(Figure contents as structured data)
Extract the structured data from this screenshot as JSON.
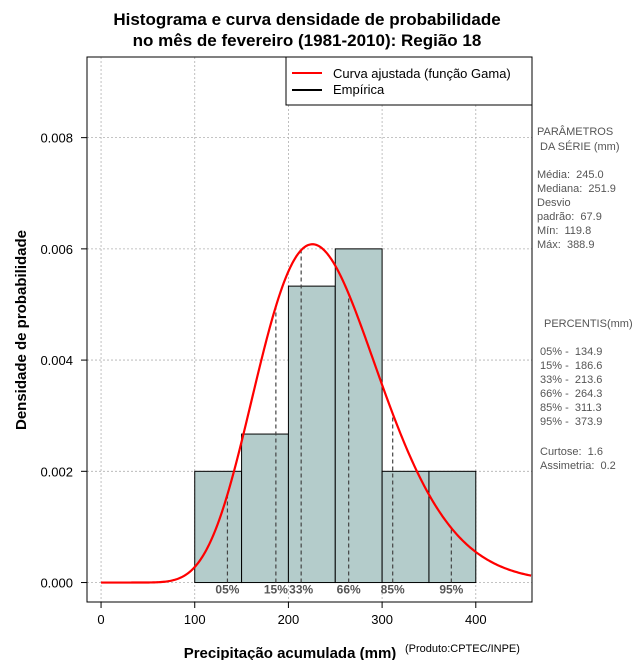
{
  "chart_data": {
    "type": "bar",
    "title_line1": "Histograma e curva densidade de probabilidade",
    "title_line2": "no mês de fevereiro (1981-2010): Região 18",
    "xlabel": "Precipitação acumulada (mm)",
    "ylabel": "Densidade de probabilidade",
    "credit": "(Produto:CPTEC/INPE)",
    "xlim": [
      -15,
      460
    ],
    "ylim": [
      -0.00035,
      0.00945
    ],
    "x_ticks": [
      0,
      100,
      200,
      300,
      400
    ],
    "x_tick_labels": [
      "0",
      "100",
      "200",
      "300",
      "400"
    ],
    "y_ticks": [
      0,
      0.002,
      0.004,
      0.006,
      0.008
    ],
    "y_tick_labels": [
      "0.000",
      "0.002",
      "0.004",
      "0.006",
      "0.008"
    ],
    "grid": true,
    "bins": [
      {
        "start": 100,
        "end": 150,
        "density": 0.002
      },
      {
        "start": 150,
        "end": 200,
        "density": 0.00267
      },
      {
        "start": 200,
        "end": 250,
        "density": 0.00533
      },
      {
        "start": 250,
        "end": 300,
        "density": 0.006
      },
      {
        "start": 300,
        "end": 350,
        "density": 0.002
      },
      {
        "start": 350,
        "end": 400,
        "density": 0.002
      }
    ],
    "gamma_fit": {
      "shape": 13.0,
      "scale": 18.8
    },
    "percentile_lines": [
      {
        "label": "05%",
        "value": 134.9
      },
      {
        "label": "15%",
        "value": 186.6
      },
      {
        "label": "33%",
        "value": 213.6
      },
      {
        "label": "66%",
        "value": 264.3
      },
      {
        "label": "85%",
        "value": 311.3
      },
      {
        "label": "95%",
        "value": 373.9
      }
    ],
    "legend": {
      "position": "top-right",
      "fitted_label": "Curva ajustada (função Gama)",
      "empirical_label": "Empírica"
    },
    "colors": {
      "bar_fill": "#b4cccb",
      "curve": "#ff0000",
      "grid": "#b0b0b0",
      "percentile_line": "#444444"
    }
  },
  "side_panel": {
    "params_title_1": "PARÂMETROS",
    "params_title_2": " DA SÉRIE (mm)",
    "media": "Média:  245.0",
    "mediana": "Mediana:  251.9",
    "desvio_1": "Desvio",
    "desvio_2": "padrão:  67.9",
    "min": "Mín:  119.8",
    "max": "Máx:  388.9",
    "percentis_title": "PERCENTIS(mm)",
    "p05": "05% -  134.9",
    "p15": "15% -  186.6",
    "p33": "33% -  213.6",
    "p66": "66% -  264.3",
    "p85": "85% -  311.3",
    "p95": "95% -  373.9",
    "curtose": "Curtose:  1.6",
    "assimetria": "Assimetria:  0.2"
  }
}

> _Prompt_
Copy each line above where the string "value" occurs.

> _Solved problem_
        "value": 134.9
        "value": 186.6
        "value": 213.6
        "value": 264.3
        "value": 311.3
        "value": 373.9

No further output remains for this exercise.